--- Start of Raw records ---

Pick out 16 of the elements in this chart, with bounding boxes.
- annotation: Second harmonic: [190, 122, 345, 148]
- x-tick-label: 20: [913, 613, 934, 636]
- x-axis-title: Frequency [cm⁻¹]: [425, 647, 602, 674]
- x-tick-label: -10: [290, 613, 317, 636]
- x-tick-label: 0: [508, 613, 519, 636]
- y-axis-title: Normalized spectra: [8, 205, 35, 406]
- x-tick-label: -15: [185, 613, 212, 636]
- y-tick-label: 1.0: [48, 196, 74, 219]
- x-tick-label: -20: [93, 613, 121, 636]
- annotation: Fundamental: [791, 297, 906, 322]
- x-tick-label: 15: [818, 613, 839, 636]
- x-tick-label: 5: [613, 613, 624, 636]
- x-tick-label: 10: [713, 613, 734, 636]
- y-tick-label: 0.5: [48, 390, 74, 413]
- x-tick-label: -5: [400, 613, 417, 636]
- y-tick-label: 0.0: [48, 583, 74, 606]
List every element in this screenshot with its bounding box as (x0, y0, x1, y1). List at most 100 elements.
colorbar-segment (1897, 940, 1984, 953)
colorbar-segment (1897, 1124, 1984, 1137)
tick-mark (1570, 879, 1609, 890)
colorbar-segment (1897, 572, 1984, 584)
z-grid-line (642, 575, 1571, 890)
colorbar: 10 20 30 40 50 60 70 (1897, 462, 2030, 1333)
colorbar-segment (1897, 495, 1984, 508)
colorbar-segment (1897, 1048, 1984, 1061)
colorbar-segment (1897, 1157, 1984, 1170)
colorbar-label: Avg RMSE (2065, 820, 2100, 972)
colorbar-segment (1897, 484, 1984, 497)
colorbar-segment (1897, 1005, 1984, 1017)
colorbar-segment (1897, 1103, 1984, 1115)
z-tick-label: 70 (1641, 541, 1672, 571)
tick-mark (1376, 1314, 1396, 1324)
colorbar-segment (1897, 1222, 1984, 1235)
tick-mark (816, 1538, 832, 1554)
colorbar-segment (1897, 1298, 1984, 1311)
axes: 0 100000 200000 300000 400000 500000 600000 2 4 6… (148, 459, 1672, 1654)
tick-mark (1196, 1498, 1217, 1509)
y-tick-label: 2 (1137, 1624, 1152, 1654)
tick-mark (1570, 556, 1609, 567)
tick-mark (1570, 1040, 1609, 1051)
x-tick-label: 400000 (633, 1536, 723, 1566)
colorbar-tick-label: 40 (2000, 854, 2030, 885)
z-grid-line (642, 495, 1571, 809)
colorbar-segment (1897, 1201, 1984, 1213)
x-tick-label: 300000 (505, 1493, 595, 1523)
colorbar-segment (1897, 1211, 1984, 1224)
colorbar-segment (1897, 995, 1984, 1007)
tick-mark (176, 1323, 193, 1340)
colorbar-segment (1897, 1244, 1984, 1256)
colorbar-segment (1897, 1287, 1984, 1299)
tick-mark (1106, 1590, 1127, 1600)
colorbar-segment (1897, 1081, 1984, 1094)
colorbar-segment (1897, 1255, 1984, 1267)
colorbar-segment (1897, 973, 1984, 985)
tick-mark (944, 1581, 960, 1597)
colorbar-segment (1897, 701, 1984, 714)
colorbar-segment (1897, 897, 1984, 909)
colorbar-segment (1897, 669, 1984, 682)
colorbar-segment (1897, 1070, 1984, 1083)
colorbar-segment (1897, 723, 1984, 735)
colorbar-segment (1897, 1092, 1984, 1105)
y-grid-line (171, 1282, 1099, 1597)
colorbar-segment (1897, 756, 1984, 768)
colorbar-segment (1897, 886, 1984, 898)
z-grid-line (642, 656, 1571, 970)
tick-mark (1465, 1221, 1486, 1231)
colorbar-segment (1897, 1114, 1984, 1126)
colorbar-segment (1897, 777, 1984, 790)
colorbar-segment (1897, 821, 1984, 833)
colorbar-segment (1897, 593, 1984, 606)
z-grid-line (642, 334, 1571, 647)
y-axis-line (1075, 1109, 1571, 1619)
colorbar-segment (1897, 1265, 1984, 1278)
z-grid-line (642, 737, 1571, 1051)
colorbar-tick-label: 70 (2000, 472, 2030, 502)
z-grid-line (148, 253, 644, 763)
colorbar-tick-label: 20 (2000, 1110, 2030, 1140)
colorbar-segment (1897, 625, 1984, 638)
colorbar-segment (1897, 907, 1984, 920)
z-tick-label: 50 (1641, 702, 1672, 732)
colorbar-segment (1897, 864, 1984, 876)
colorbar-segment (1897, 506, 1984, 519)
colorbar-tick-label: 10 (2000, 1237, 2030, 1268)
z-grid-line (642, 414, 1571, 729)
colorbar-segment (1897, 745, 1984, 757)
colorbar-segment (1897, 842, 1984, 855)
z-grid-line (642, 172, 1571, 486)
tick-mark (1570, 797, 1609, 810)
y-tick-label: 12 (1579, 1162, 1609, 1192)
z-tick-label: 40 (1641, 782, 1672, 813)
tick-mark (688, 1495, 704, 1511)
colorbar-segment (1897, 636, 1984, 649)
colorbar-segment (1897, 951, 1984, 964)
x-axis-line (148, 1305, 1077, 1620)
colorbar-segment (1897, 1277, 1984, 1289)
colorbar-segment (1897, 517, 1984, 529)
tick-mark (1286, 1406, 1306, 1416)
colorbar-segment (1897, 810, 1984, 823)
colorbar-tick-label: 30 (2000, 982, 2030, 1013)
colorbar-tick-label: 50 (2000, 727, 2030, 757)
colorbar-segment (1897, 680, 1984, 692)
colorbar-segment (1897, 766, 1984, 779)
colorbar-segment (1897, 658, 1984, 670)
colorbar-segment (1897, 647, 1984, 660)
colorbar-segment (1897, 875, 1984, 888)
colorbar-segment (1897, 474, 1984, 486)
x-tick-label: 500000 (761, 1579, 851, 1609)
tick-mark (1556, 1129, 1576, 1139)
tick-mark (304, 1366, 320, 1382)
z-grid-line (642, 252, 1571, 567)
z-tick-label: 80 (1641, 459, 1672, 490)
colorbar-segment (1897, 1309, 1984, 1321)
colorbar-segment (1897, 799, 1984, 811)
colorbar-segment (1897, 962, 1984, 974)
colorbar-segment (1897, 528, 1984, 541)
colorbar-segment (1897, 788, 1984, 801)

--- End of Raw records ---

:: What you need to do ::
Which lines in the records above contain the string "grid"? Copy each of them in full, and treat case as significant.

:: Written response ::
z-grid-line (642, 575, 1571, 890)
z-grid-line (642, 495, 1571, 809)
y-grid-line (171, 1282, 1099, 1597)
z-grid-line (642, 656, 1571, 970)
z-grid-line (642, 334, 1571, 647)
z-grid-line (642, 737, 1571, 1051)
z-grid-line (148, 253, 644, 763)
z-grid-line (642, 414, 1571, 729)
z-grid-line (642, 172, 1571, 486)
z-grid-line (642, 252, 1571, 567)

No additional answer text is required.